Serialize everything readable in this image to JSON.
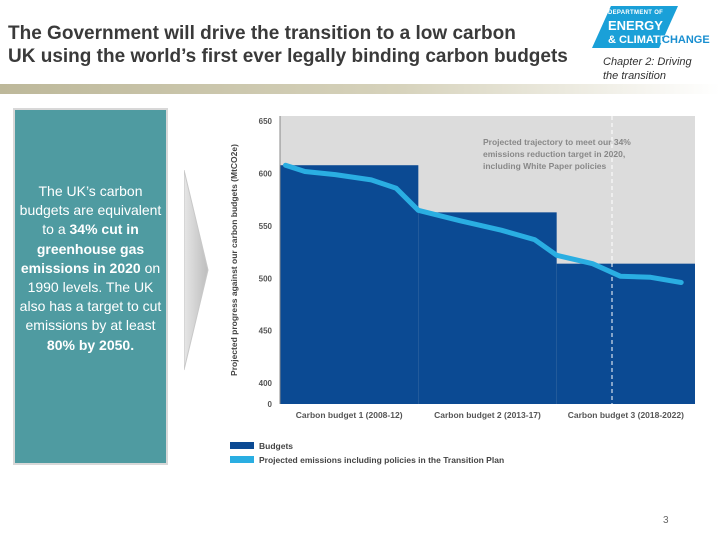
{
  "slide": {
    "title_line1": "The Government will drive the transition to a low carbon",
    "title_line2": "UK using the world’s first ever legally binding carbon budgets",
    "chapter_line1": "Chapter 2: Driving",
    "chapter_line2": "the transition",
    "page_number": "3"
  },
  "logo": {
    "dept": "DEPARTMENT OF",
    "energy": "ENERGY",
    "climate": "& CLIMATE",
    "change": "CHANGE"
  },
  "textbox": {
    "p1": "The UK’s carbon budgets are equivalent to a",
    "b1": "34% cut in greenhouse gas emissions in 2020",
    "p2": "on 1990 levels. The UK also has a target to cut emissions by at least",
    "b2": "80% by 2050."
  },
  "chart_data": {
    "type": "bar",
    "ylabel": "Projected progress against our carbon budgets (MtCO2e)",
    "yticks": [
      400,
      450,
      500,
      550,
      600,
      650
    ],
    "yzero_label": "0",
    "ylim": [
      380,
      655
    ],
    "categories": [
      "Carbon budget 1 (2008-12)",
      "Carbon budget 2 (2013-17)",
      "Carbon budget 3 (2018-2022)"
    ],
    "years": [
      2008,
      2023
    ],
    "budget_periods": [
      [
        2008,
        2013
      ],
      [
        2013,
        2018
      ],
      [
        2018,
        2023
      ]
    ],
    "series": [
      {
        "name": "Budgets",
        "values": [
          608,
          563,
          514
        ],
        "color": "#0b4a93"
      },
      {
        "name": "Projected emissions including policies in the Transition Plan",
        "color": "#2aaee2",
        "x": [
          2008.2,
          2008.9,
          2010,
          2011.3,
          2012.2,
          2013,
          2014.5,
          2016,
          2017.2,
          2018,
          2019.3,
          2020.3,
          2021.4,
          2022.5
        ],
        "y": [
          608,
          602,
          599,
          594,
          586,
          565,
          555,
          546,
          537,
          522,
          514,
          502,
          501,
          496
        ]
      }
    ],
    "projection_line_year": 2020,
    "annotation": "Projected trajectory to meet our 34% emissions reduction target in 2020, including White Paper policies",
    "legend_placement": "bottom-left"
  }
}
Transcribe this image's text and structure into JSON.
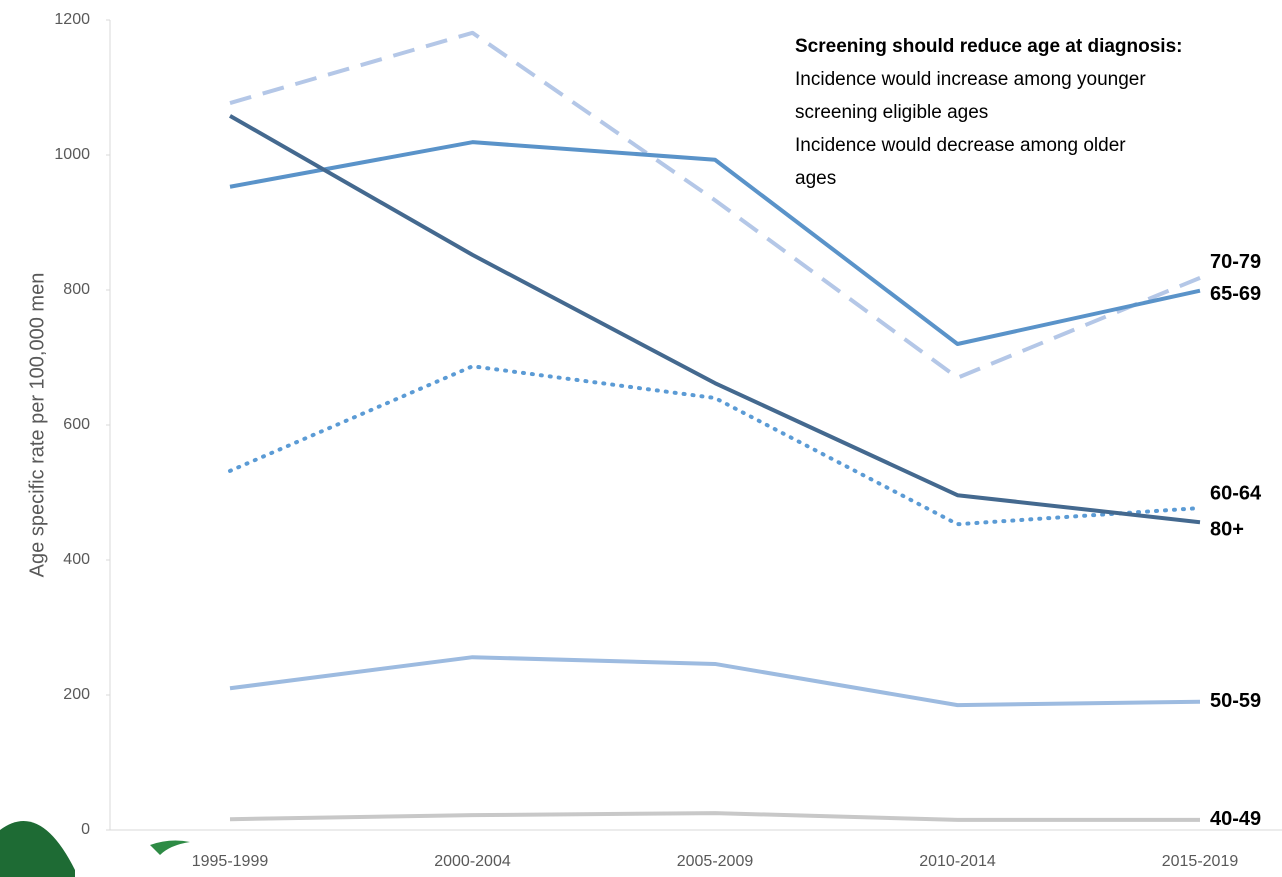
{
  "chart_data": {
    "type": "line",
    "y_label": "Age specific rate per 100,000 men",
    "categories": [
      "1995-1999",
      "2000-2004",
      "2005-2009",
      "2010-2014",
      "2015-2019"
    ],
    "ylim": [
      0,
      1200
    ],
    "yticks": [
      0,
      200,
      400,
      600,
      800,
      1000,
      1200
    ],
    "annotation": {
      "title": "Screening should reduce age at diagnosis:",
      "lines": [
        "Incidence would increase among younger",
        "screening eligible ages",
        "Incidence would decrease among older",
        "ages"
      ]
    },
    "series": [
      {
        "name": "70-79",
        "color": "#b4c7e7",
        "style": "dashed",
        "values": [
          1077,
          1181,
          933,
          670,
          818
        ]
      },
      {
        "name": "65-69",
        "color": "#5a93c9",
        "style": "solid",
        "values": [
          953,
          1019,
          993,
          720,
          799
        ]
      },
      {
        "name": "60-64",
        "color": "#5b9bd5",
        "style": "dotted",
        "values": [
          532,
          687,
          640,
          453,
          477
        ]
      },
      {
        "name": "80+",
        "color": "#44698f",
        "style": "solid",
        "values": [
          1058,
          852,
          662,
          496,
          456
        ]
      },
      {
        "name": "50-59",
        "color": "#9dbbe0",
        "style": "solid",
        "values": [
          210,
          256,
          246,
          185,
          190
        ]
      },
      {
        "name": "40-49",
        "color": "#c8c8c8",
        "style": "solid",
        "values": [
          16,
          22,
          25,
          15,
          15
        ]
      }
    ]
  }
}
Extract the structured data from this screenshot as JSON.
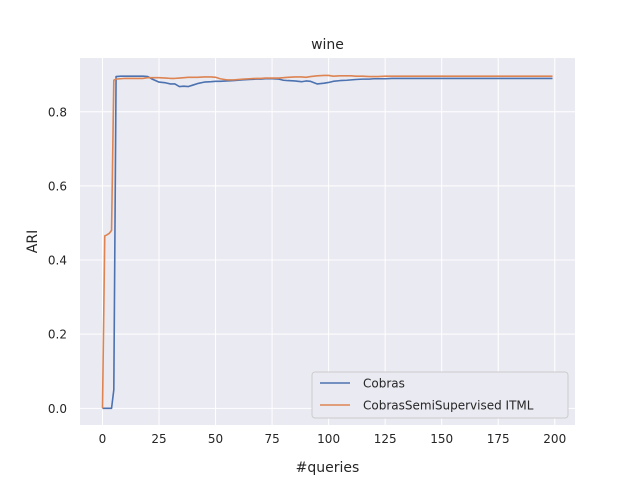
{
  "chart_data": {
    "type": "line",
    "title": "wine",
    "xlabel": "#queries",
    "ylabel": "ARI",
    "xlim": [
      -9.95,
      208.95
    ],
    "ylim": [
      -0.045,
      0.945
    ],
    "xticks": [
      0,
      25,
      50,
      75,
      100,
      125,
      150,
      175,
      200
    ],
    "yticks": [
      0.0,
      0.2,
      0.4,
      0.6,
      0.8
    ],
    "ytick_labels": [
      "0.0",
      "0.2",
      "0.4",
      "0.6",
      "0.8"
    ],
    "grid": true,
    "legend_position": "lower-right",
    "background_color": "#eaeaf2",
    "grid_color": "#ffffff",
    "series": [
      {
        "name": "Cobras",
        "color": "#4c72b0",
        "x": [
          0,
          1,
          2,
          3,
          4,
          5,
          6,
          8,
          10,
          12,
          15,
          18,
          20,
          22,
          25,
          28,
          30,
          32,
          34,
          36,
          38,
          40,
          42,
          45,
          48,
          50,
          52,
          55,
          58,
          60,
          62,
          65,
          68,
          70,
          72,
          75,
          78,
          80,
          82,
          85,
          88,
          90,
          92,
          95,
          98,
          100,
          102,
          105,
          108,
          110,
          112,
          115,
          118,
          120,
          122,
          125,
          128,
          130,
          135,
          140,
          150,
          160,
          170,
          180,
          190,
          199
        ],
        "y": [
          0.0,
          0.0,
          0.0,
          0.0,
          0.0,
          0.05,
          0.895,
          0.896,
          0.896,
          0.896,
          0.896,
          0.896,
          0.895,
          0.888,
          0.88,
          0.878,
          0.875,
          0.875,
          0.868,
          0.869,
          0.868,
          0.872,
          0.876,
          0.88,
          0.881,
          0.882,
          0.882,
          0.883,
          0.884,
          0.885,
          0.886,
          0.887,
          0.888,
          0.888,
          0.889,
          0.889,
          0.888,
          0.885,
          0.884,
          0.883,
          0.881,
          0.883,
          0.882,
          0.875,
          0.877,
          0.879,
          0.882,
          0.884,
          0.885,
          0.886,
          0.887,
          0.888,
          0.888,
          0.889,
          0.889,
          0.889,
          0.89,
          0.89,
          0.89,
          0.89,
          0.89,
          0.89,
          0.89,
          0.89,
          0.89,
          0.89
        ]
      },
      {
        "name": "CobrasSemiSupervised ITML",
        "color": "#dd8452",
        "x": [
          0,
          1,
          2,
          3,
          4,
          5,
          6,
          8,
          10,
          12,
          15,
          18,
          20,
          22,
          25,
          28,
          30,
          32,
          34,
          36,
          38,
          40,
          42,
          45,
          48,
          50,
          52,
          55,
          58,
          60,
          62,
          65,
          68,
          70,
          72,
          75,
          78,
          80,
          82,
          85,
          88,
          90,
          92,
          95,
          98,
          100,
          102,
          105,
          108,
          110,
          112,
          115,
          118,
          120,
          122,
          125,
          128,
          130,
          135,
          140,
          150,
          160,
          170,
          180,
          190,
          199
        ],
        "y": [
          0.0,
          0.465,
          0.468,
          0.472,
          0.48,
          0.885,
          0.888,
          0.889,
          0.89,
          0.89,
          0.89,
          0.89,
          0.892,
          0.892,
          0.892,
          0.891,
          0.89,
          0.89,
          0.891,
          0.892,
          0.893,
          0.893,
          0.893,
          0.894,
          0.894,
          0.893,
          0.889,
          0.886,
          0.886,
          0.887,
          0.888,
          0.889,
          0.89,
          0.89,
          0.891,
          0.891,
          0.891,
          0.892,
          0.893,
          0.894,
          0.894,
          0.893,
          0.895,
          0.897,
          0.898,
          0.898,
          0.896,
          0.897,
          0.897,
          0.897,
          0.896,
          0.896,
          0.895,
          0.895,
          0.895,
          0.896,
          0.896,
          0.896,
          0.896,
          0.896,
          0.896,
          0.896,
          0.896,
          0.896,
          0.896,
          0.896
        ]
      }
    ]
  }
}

[WORK TO COMPLETE]
State the number of lines in the records that contain the string "name", and nothing more.

[TASK SOLUTION]
10